++++ Data shown ++++
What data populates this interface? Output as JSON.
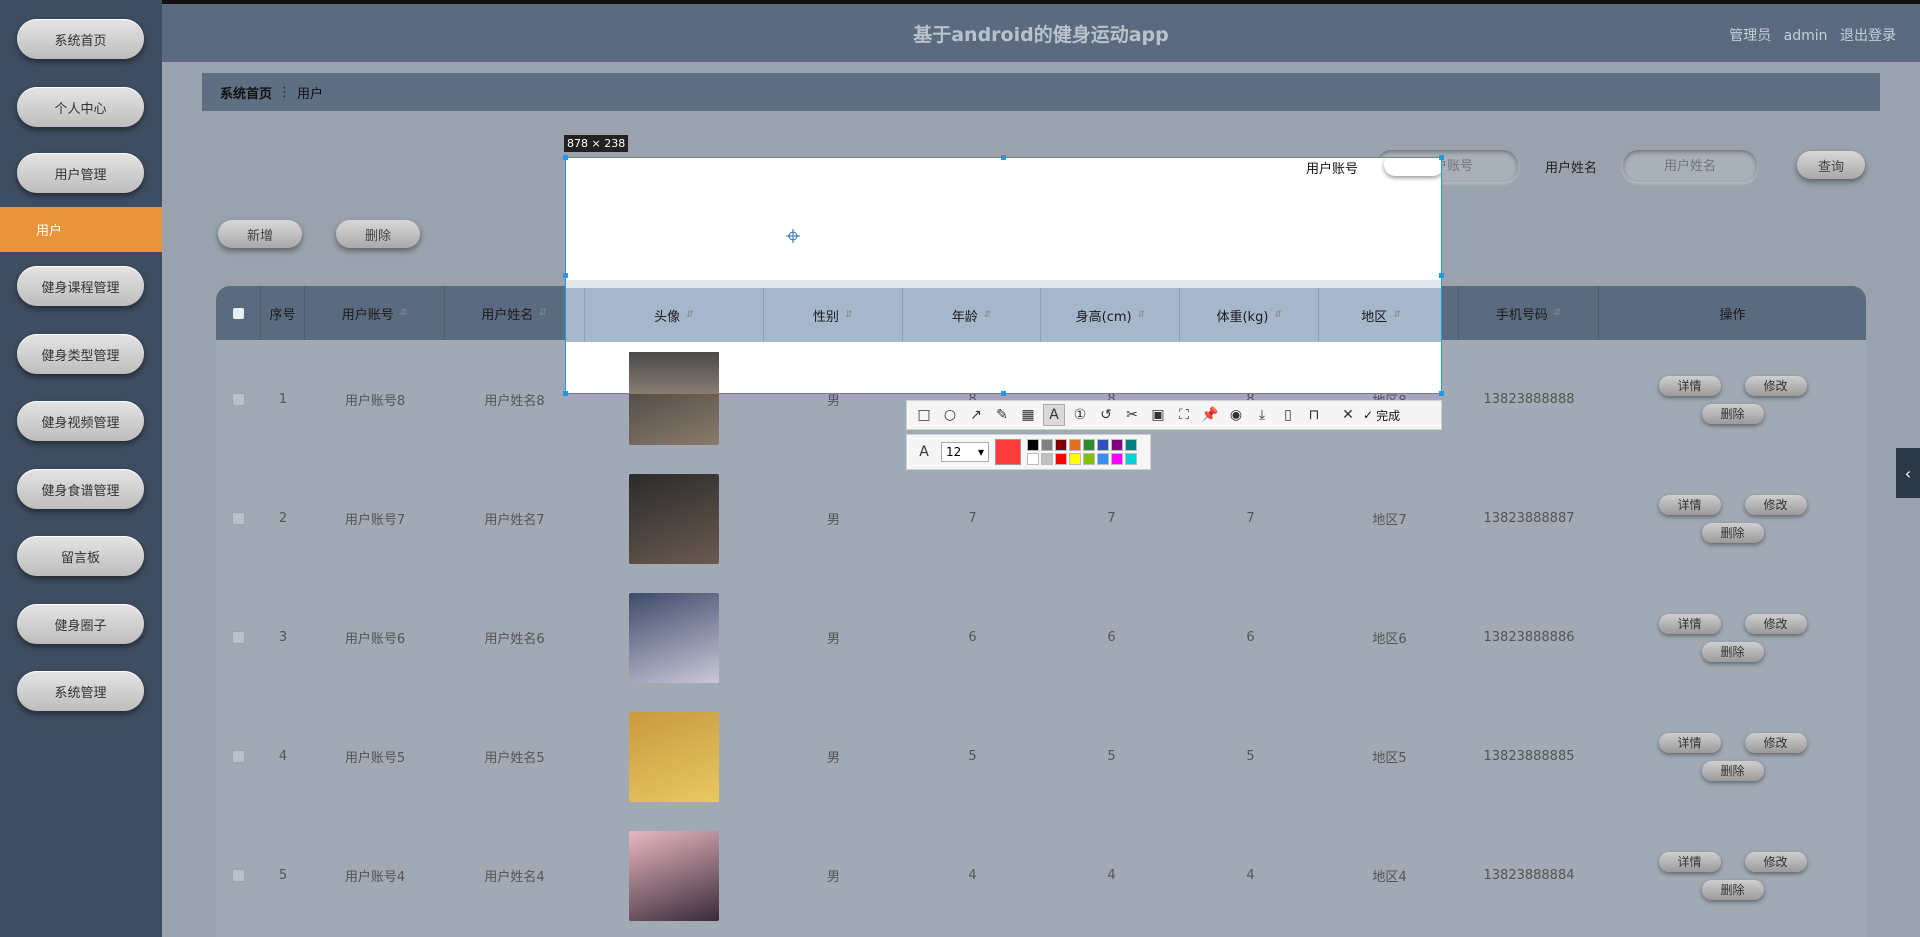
{
  "sidebar": {
    "items": [
      {
        "label": "系统首页"
      },
      {
        "label": "个人中心"
      },
      {
        "label": "用户管理"
      },
      {
        "label": "用户"
      },
      {
        "label": "健身课程管理"
      },
      {
        "label": "健身类型管理"
      },
      {
        "label": "健身视频管理"
      },
      {
        "label": "健身食谱管理"
      },
      {
        "label": "留言板"
      },
      {
        "label": "健身圈子"
      },
      {
        "label": "系统管理"
      }
    ]
  },
  "header": {
    "title": "基于android的健身运动app",
    "role": "管理员",
    "username": "admin",
    "logout": "退出登录"
  },
  "breadcrumb": {
    "home": "系统首页",
    "current": "用户"
  },
  "search": {
    "account_label": "用户账号",
    "account_placeholder": "用户账号",
    "name_label": "用户姓名",
    "name_placeholder": "用户姓名",
    "query_button": "查询"
  },
  "actions": {
    "add": "新增",
    "delete": "删除"
  },
  "table": {
    "columns": [
      "序号",
      "用户账号",
      "用户姓名",
      "头像",
      "性别",
      "年龄",
      "身高(cm)",
      "体重(kg)",
      "地区",
      "手机号码",
      "操作"
    ],
    "rows": [
      {
        "index": "1",
        "account": "用户账号8",
        "name": "用户姓名8",
        "gender": "男",
        "age": "8",
        "height": "8",
        "weight": "8",
        "region": "地区8",
        "phone": "13823888888"
      },
      {
        "index": "2",
        "account": "用户账号7",
        "name": "用户姓名7",
        "gender": "男",
        "age": "7",
        "height": "7",
        "weight": "7",
        "region": "地区7",
        "phone": "13823888887"
      },
      {
        "index": "3",
        "account": "用户账号6",
        "name": "用户姓名6",
        "gender": "男",
        "age": "6",
        "height": "6",
        "weight": "6",
        "region": "地区6",
        "phone": "13823888886"
      },
      {
        "index": "4",
        "account": "用户账号5",
        "name": "用户姓名5",
        "gender": "男",
        "age": "5",
        "height": "5",
        "weight": "5",
        "region": "地区5",
        "phone": "13823888885"
      },
      {
        "index": "5",
        "account": "用户账号4",
        "name": "用户姓名4",
        "gender": "男",
        "age": "4",
        "height": "4",
        "weight": "4",
        "region": "地区4",
        "phone": "13823888884"
      }
    ],
    "row_buttons": {
      "detail": "详情",
      "edit": "修改",
      "delete": "删除"
    }
  },
  "capture": {
    "size_label": "878 × 238",
    "font_size": "12",
    "done_label": "完成",
    "current_color": "#ff3b3b",
    "palette": [
      "#000000",
      "#808080",
      "#800000",
      "#e07020",
      "#2e8b2e",
      "#3050c0",
      "#800080",
      "#008080",
      "#ffffff",
      "#c0c0c0",
      "#ff0000",
      "#ffff00",
      "#80c000",
      "#3a8ef0",
      "#ff00ff",
      "#00d0d0"
    ],
    "tools": [
      "rectangle-icon",
      "ellipse-icon",
      "arrow-icon",
      "pencil-icon",
      "mosaic-icon",
      "text-icon",
      "number-icon",
      "undo-icon",
      "cut-icon",
      "ocr-icon",
      "scroll-capture-icon",
      "pin-icon",
      "record-icon",
      "download-icon",
      "copy-icon",
      "bookmark-icon"
    ]
  },
  "colors": {
    "accent": "#e8953a",
    "selection": "#1e9be6"
  }
}
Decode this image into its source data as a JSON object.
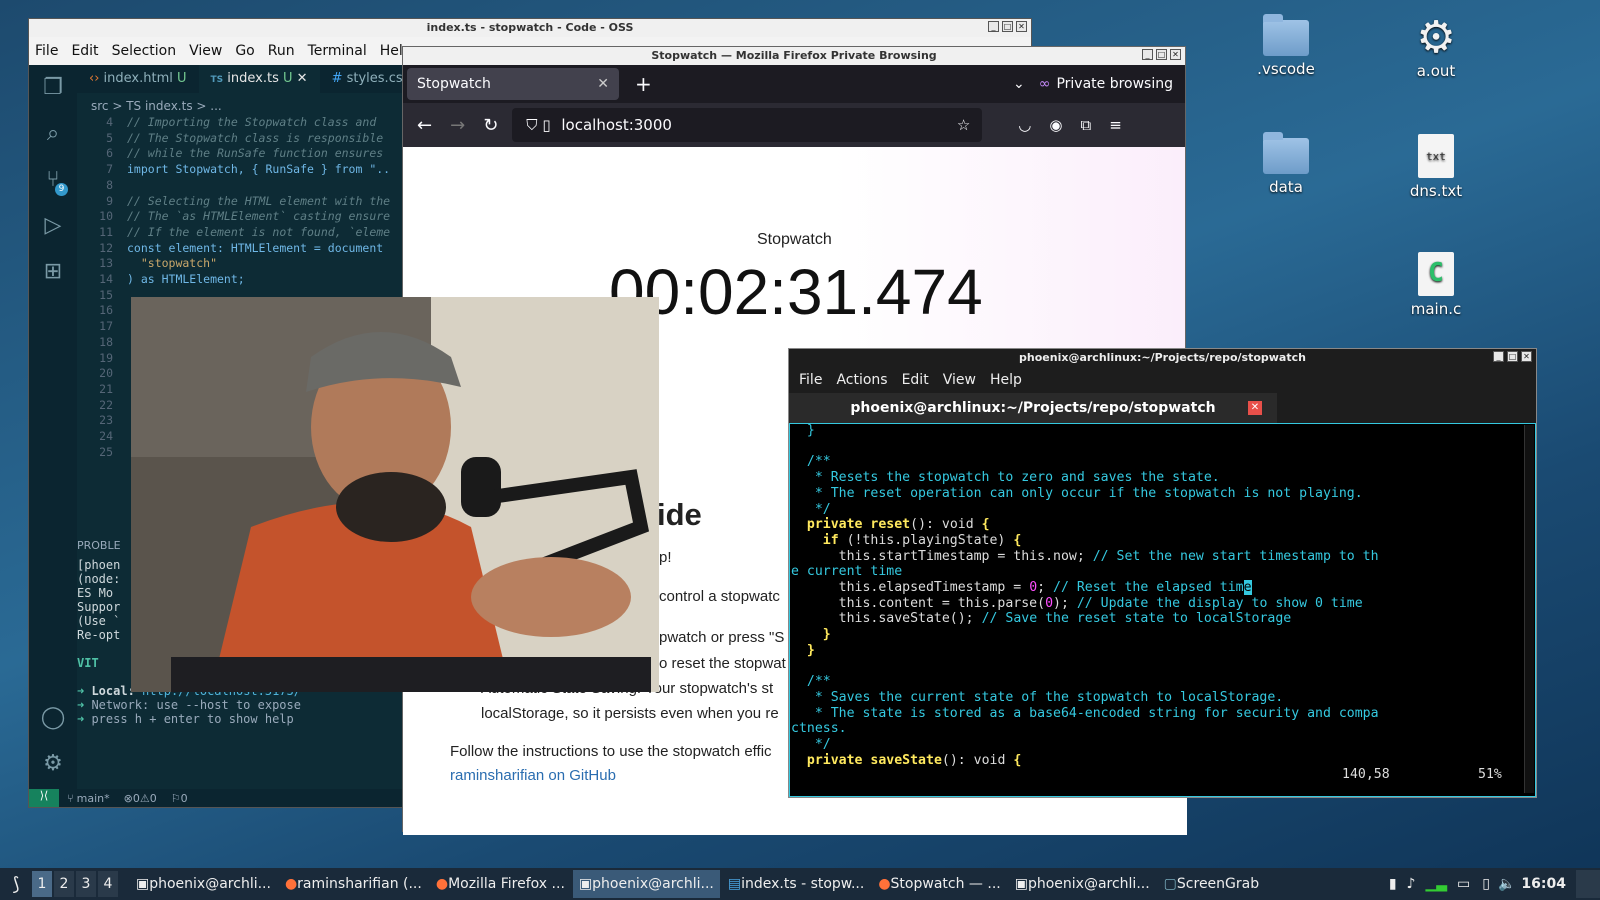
++++
◆ Stated goal ◆
Omit every picture, and otherwise quote the entries exactly.

◆ Answer to the task ◆
What data populates this interface? Output as JSON.
{
  "sidebar": {
    "items": [
      {
        "label": "系统首页"
      },
      {
        "label": "个人中心"
      },
      {
        "label": "用户管理"
      },
      {
        "label": "用户"
      },
      {
        "label": "健身课程管理"
      },
      {
        "label": "健身类型管理"
      },
      {
        "label": "健身视频管理"
      },
      {
        "label": "健身食谱管理"
      },
      {
        "label": "留言板"
      },
      {
        "label": "健身圈子"
      },
      {
        "label": "系统管理"
      }
    ]
  },
  "header": {
    "title": "基于android的健身运动app",
    "role": "管理员",
    "username": "admin",
    "logout": "退出登录"
  },
  "breadcrumb": {
    "home": "系统首页",
    "current": "用户"
  },
  "search": {
    "account_label": "用户账号",
    "account_placeholder": "用户账号",
    "name_label": "用户姓名",
    "name_placeholder": "用户姓名",
    "query_button": "查询"
  },
  "actions": {
    "add": "新增",
    "delete": "删除"
  },
  "table": {
    "columns": [
      "序号",
      "用户账号",
      "用户姓名",
      "头像",
      "性别",
      "年龄",
      "身高(cm)",
      "体重(kg)",
      "地区",
      "手机号码",
      "操作"
    ],
    "rows": [
      {
        "index": "1",
        "account": "用户账号8",
        "name": "用户姓名8",
        "gender": "男",
        "age": "8",
        "height": "8",
        "weight": "8",
        "region": "地区8",
        "phone": "13823888888"
      },
      {
        "index": "2",
        "account": "用户账号7",
        "name": "用户姓名7",
        "gender": "男",
        "age": "7",
        "height": "7",
        "weight": "7",
        "region": "地区7",
        "phone": "13823888887"
      },
      {
        "index": "3",
        "account": "用户账号6",
        "name": "用户姓名6",
        "gender": "男",
        "age": "6",
        "height": "6",
        "weight": "6",
        "region": "地区6",
        "phone": "13823888886"
      },
      {
        "index": "4",
        "account": "用户账号5",
        "name": "用户姓名5",
        "gender": "男",
        "age": "5",
        "height": "5",
        "weight": "5",
        "region": "地区5",
        "phone": "13823888885"
      },
      {
        "index": "5",
        "account": "用户账号4",
        "name": "用户姓名4",
        "gender": "男",
        "age": "4",
        "height": "4",
        "weight": "4",
        "region": "地区4",
        "phone": "13823888884"
      }
    ],
    "row_buttons": {
      "detail": "详情",
      "edit": "修改",
      "delete": "删除"
    }
  },
  "capture": {
    "size_label": "878 × 238",
    "font_size": "12",
    "done_label": "完成",
    "current_color": "#ff3b3b",
    "palette": [
      "#000000",
      "#808080",
      "#800000",
      "#e07020",
      "#2e8b2e",
      "#3050c0",
      "#800080",
      "#008080",
      "#ffffff",
      "#c0c0c0",
      "#ff0000",
      "#ffff00",
      "#80c000",
      "#3a8ef0",
      "#ff00ff",
      "#00d0d0"
    ],
    "tools": [
      "rectangle-icon",
      "ellipse-icon",
      "arrow-icon",
      "pencil-icon",
      "mosaic-icon",
      "text-icon",
      "number-icon",
      "undo-icon",
      "cut-icon",
      "ocr-icon",
      "scroll-capture-icon",
      "pin-icon",
      "record-icon",
      "download-icon",
      "copy-icon",
      "bookmark-icon"
    ]
  },
  "colors": {
    "accent": "#e8953a",
    "selection": "#1e9be6"
  }
}
Decode this image into its source data as a JSON object.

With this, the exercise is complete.